# Exercise task
The records below must be written out exactly, with every picture left behind.

Data items:
[start]

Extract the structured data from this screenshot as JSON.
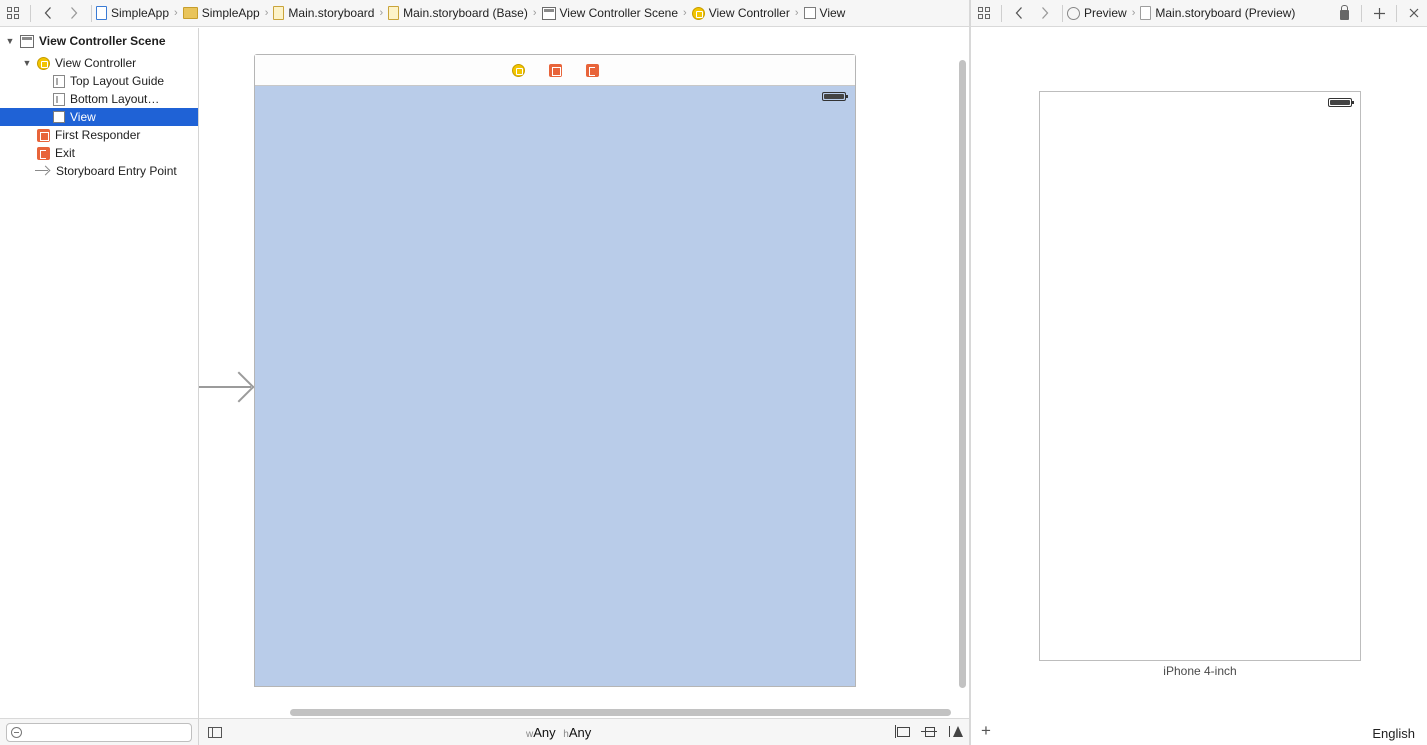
{
  "jumpbar_left": {
    "grid_icon": "grid-icon",
    "back": "‹",
    "forward": "›",
    "crumbs": [
      {
        "label": "SimpleApp",
        "icon": "project-icon"
      },
      {
        "label": "SimpleApp",
        "icon": "folder-icon"
      },
      {
        "label": "Main.storyboard",
        "icon": "storyboard-file-icon"
      },
      {
        "label": "Main.storyboard (Base)",
        "icon": "storyboard-file-icon"
      },
      {
        "label": "View Controller Scene",
        "icon": "scene-icon"
      },
      {
        "label": "View Controller",
        "icon": "view-controller-icon"
      },
      {
        "label": "View",
        "icon": "view-icon"
      }
    ],
    "separator": "›"
  },
  "jumpbar_right": {
    "back": "‹",
    "forward": "›",
    "crumbs": [
      {
        "label": "Preview",
        "icon": "preview-icon"
      },
      {
        "label": "Main.storyboard (Preview)",
        "icon": "storyboard-file-icon"
      }
    ],
    "separator": "›",
    "add": "+"
  },
  "outline": {
    "items": [
      {
        "label": "View Controller Scene",
        "icon": "scene-icon",
        "expanded": "▼"
      },
      {
        "label": "View Controller",
        "icon": "view-controller-icon",
        "expanded": "▼"
      },
      {
        "label": "Top Layout Guide",
        "icon": "layout-guide-icon"
      },
      {
        "label": "Bottom Layout…",
        "icon": "layout-guide-icon"
      },
      {
        "label": "View",
        "icon": "view-icon",
        "selected": true
      },
      {
        "label": "First Responder",
        "icon": "first-responder-icon"
      },
      {
        "label": "Exit",
        "icon": "exit-icon"
      },
      {
        "label": "Storyboard Entry Point",
        "icon": "entry-arrow-icon"
      }
    ]
  },
  "canvas": {
    "view_color": "#b9cce9",
    "size_class": {
      "w_prefix": "w",
      "w_value": "Any",
      "h_prefix": "h",
      "h_value": "Any"
    }
  },
  "preview": {
    "device_label": "iPhone 4-inch",
    "language": "English",
    "add_label": "+"
  },
  "colors": {
    "selection": "#1f62d6",
    "view_controller": "#f2c500",
    "first_responder": "#e8643a"
  }
}
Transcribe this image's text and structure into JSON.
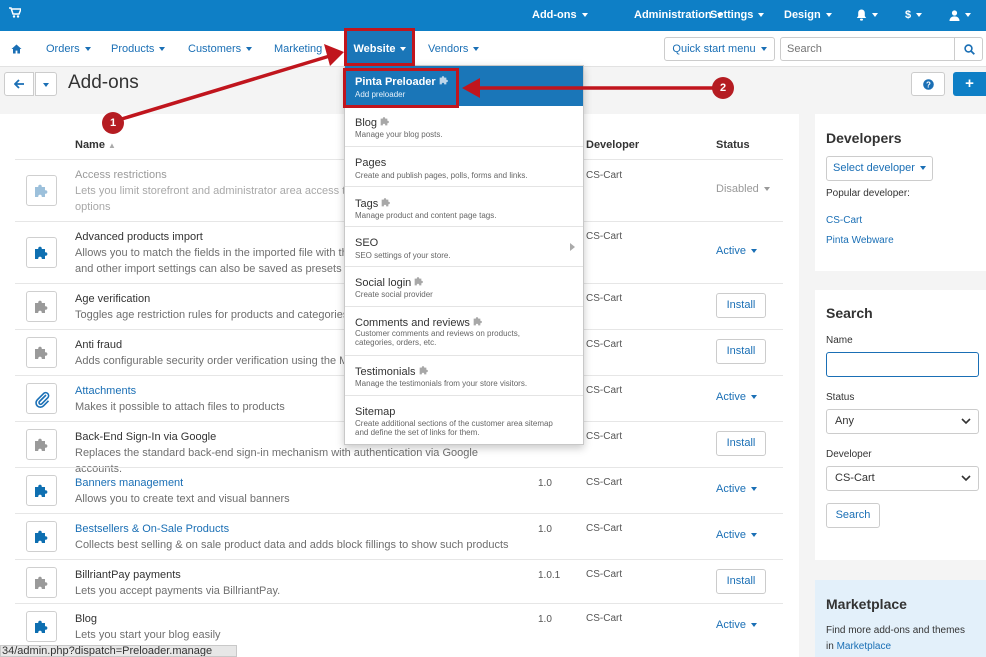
{
  "topbar": {
    "addons": "Add-ons",
    "administration": "Administration",
    "settings": "Settings",
    "design": "Design",
    "currency": "$"
  },
  "navbar": {
    "orders": "Orders",
    "products": "Products",
    "customers": "Customers",
    "marketing": "Marketing",
    "website": "Website",
    "vendors": "Vendors",
    "quick_start": "Quick start menu",
    "search_placeholder": "Search"
  },
  "page": {
    "title": "Add-ons"
  },
  "table": {
    "headers": {
      "name": "Name",
      "developer": "Developer",
      "status": "Status"
    },
    "rows": [
      {
        "name": "Access restrictions",
        "desc": "Lets you limit storefront and administrator area access to",
        "desc2": "options",
        "version": "",
        "developer": "CS-Cart",
        "status": "Disabled",
        "icon": "puzzle-icon"
      },
      {
        "name": "Advanced products import",
        "desc": "Allows you to match the fields in the imported file with the",
        "desc2": "and other import settings can also be saved as presets fo",
        "version": "",
        "developer": "CS-Cart",
        "status": "Active",
        "icon": "puzzle-icon"
      },
      {
        "name": "Age verification",
        "desc": "Toggles age restriction rules for products and categories",
        "version": "",
        "developer": "CS-Cart",
        "status": "Install",
        "icon": "puzzle-icon"
      },
      {
        "name": "Anti fraud",
        "desc": "Adds configurable security order verification using the Ma",
        "version": "",
        "developer": "CS-Cart",
        "status": "Install",
        "icon": "puzzle-icon"
      },
      {
        "name": "Attachments",
        "desc": "Makes it possible to attach files to products",
        "version": "",
        "developer": "CS-Cart",
        "status": "Active",
        "icon": "paperclip-icon"
      },
      {
        "name": "Back-End Sign-In via Google",
        "desc": "Replaces the standard back-end sign-in mechanism with authentication via Google accounts.",
        "version": "",
        "developer": "CS-Cart",
        "status": "Install",
        "icon": "puzzle-icon"
      },
      {
        "name": "Banners management",
        "desc": "Allows you to create text and visual banners",
        "version": "1.0",
        "developer": "CS-Cart",
        "status": "Active",
        "icon": "puzzle-icon"
      },
      {
        "name": "Bestsellers & On-Sale Products",
        "desc": "Collects best selling & on sale product data and adds block fillings to show such products",
        "version": "1.0",
        "developer": "CS-Cart",
        "status": "Active",
        "icon": "puzzle-icon"
      },
      {
        "name": "BillriantPay payments",
        "desc": "Lets you accept payments via BillriantPay.",
        "version": "1.0.1",
        "developer": "CS-Cart",
        "status": "Install",
        "icon": "puzzle-icon"
      },
      {
        "name": "Blog",
        "desc": "Lets you start your blog easily",
        "version": "1.0",
        "developer": "CS-Cart",
        "status": "Active",
        "icon": "puzzle-icon"
      }
    ]
  },
  "dropdown": {
    "items": [
      {
        "title": "Pinta Preloader",
        "desc": "Add preloader"
      },
      {
        "title": "Blog",
        "desc": "Manage your blog posts."
      },
      {
        "title": "Pages",
        "desc": "Create and publish pages, polls, forms and links."
      },
      {
        "title": "Tags",
        "desc": "Manage product and content page tags."
      },
      {
        "title": "SEO",
        "desc": "SEO settings of your store."
      },
      {
        "title": "Social login",
        "desc": "Create social provider"
      },
      {
        "title": "Comments and reviews",
        "desc": "Customer comments and reviews on products, categories, orders, etc."
      },
      {
        "title": "Testimonials",
        "desc": "Manage the testimonials from your store visitors."
      },
      {
        "title": "Sitemap",
        "desc": "Create additional sections of the customer area sitemap and define the set of links for them."
      }
    ]
  },
  "developers": {
    "title": "Developers",
    "select_btn": "Select developer",
    "popular": "Popular developer:",
    "dev1": "CS-Cart",
    "dev2": "Pinta Webware"
  },
  "search": {
    "title": "Search",
    "name_label": "Name",
    "status_label": "Status",
    "status_value": "Any",
    "developer_label": "Developer",
    "developer_value": "CS-Cart",
    "button": "Search"
  },
  "marketplace": {
    "title": "Marketplace",
    "text": "Find more add-ons and themes",
    "text2": "in",
    "link": "Marketplace"
  },
  "annotations": {
    "one": "1",
    "two": "2"
  },
  "status_url": "34/admin.php?dispatch=Preloader.manage",
  "colors": {
    "topbar": "#0e7fc6",
    "link": "#1a6fb5",
    "highlight": "#c0151d",
    "dropdown_active": "#1a76b8"
  }
}
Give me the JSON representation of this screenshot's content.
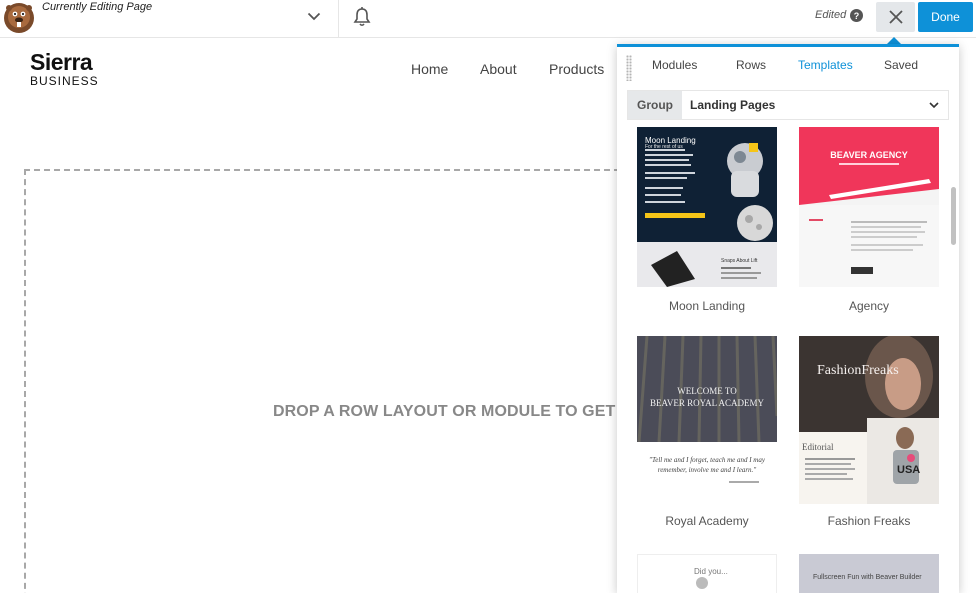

[end]

# Answer to this problem
Extract the structured data from this screenshot as JSON.
{
  "jumpbar_left": {
    "grid_icon": "grid-icon",
    "back": "‹",
    "forward": "›",
    "crumbs": [
      {
        "label": "SimpleApp",
        "icon": "project-icon"
      },
      {
        "label": "SimpleApp",
        "icon": "folder-icon"
      },
      {
        "label": "Main.storyboard",
        "icon": "storyboard-file-icon"
      },
      {
        "label": "Main.storyboard (Base)",
        "icon": "storyboard-file-icon"
      },
      {
        "label": "View Controller Scene",
        "icon": "scene-icon"
      },
      {
        "label": "View Controller",
        "icon": "view-controller-icon"
      },
      {
        "label": "View",
        "icon": "view-icon"
      }
    ],
    "separator": "›"
  },
  "jumpbar_right": {
    "back": "‹",
    "forward": "›",
    "crumbs": [
      {
        "label": "Preview",
        "icon": "preview-icon"
      },
      {
        "label": "Main.storyboard (Preview)",
        "icon": "storyboard-file-icon"
      }
    ],
    "separator": "›",
    "add": "+"
  },
  "outline": {
    "items": [
      {
        "label": "View Controller Scene",
        "icon": "scene-icon",
        "expanded": "▼"
      },
      {
        "label": "View Controller",
        "icon": "view-controller-icon",
        "expanded": "▼"
      },
      {
        "label": "Top Layout Guide",
        "icon": "layout-guide-icon"
      },
      {
        "label": "Bottom Layout…",
        "icon": "layout-guide-icon"
      },
      {
        "label": "View",
        "icon": "view-icon",
        "selected": true
      },
      {
        "label": "First Responder",
        "icon": "first-responder-icon"
      },
      {
        "label": "Exit",
        "icon": "exit-icon"
      },
      {
        "label": "Storyboard Entry Point",
        "icon": "entry-arrow-icon"
      }
    ]
  },
  "canvas": {
    "view_color": "#b9cce9",
    "size_class": {
      "w_prefix": "w",
      "w_value": "Any",
      "h_prefix": "h",
      "h_value": "Any"
    }
  },
  "preview": {
    "device_label": "iPhone 4-inch",
    "language": "English",
    "add_label": "+"
  },
  "colors": {
    "selection": "#1f62d6",
    "view_controller": "#f2c500",
    "first_responder": "#e8643a"
  }
}
Transcribe this image's text and structure into JSON.
{
  "topbar": {
    "addons": "Add-ons",
    "administration": "Administration",
    "settings": "Settings",
    "design": "Design",
    "currency": "$"
  },
  "navbar": {
    "orders": "Orders",
    "products": "Products",
    "customers": "Customers",
    "marketing": "Marketing",
    "website": "Website",
    "vendors": "Vendors",
    "quick_start": "Quick start menu",
    "search_placeholder": "Search"
  },
  "page": {
    "title": "Add-ons"
  },
  "table": {
    "headers": {
      "name": "Name",
      "developer": "Developer",
      "status": "Status"
    },
    "rows": [
      {
        "name": "Access restrictions",
        "desc": "Lets you limit storefront and administrator area access to",
        "desc2": "options",
        "version": "",
        "developer": "CS-Cart",
        "status": "Disabled",
        "icon": "puzzle-icon"
      },
      {
        "name": "Advanced products import",
        "desc": "Allows you to match the fields in the imported file with the",
        "desc2": "and other import settings can also be saved as presets fo",
        "version": "",
        "developer": "CS-Cart",
        "status": "Active",
        "icon": "puzzle-icon"
      },
      {
        "name": "Age verification",
        "desc": "Toggles age restriction rules for products and categories",
        "version": "",
        "developer": "CS-Cart",
        "status": "Install",
        "icon": "puzzle-icon"
      },
      {
        "name": "Anti fraud",
        "desc": "Adds configurable security order verification using the Ma",
        "version": "",
        "developer": "CS-Cart",
        "status": "Install",
        "icon": "puzzle-icon"
      },
      {
        "name": "Attachments",
        "desc": "Makes it possible to attach files to products",
        "version": "",
        "developer": "CS-Cart",
        "status": "Active",
        "icon": "paperclip-icon"
      },
      {
        "name": "Back-End Sign-In via Google",
        "desc": "Replaces the standard back-end sign-in mechanism with authentication via Google accounts.",
        "version": "",
        "developer": "CS-Cart",
        "status": "Install",
        "icon": "puzzle-icon"
      },
      {
        "name": "Banners management",
        "desc": "Allows you to create text and visual banners",
        "version": "1.0",
        "developer": "CS-Cart",
        "status": "Active",
        "icon": "puzzle-icon"
      },
      {
        "name": "Bestsellers & On-Sale Products",
        "desc": "Collects best selling & on sale product data and adds block fillings to show such products",
        "version": "1.0",
        "developer": "CS-Cart",
        "status": "Active",
        "icon": "puzzle-icon"
      },
      {
        "name": "BillriantPay payments",
        "desc": "Lets you accept payments via BillriantPay.",
        "version": "1.0.1",
        "developer": "CS-Cart",
        "status": "Install",
        "icon": "puzzle-icon"
      },
      {
        "name": "Blog",
        "desc": "Lets you start your blog easily",
        "version": "1.0",
        "developer": "CS-Cart",
        "status": "Active",
        "icon": "puzzle-icon"
      }
    ]
  },
  "dropdown": {
    "items": [
      {
        "title": "Pinta Preloader",
        "desc": "Add preloader"
      },
      {
        "title": "Blog",
        "desc": "Manage your blog posts."
      },
      {
        "title": "Pages",
        "desc": "Create and publish pages, polls, forms and links."
      },
      {
        "title": "Tags",
        "desc": "Manage product and content page tags."
      },
      {
        "title": "SEO",
        "desc": "SEO settings of your store."
      },
      {
        "title": "Social login",
        "desc": "Create social provider"
      },
      {
        "title": "Comments and reviews",
        "desc": "Customer comments and reviews on products, categories, orders, etc."
      },
      {
        "title": "Testimonials",
        "desc": "Manage the testimonials from your store visitors."
      },
      {
        "title": "Sitemap",
        "desc": "Create additional sections of the customer area sitemap and define the set of links for them."
      }
    ]
  },
  "developers": {
    "title": "Developers",
    "select_btn": "Select developer",
    "popular": "Popular developer:",
    "dev1": "CS-Cart",
    "dev2": "Pinta Webware"
  },
  "search": {
    "title": "Search",
    "name_label": "Name",
    "status_label": "Status",
    "status_value": "Any",
    "developer_label": "Developer",
    "developer_value": "CS-Cart",
    "button": "Search"
  },
  "marketplace": {
    "title": "Marketplace",
    "text": "Find more add-ons and themes",
    "text2": "in",
    "link": "Marketplace"
  },
  "annotations": {
    "one": "1",
    "two": "2"
  },
  "status_url": "34/admin.php?dispatch=Preloader.manage",
  "colors": {
    "topbar": "#0e7fc6",
    "link": "#1a6fb5",
    "highlight": "#c0151d",
    "dropdown_active": "#1a76b8"
  }
}
Give me the JSON representation of this screenshot's content.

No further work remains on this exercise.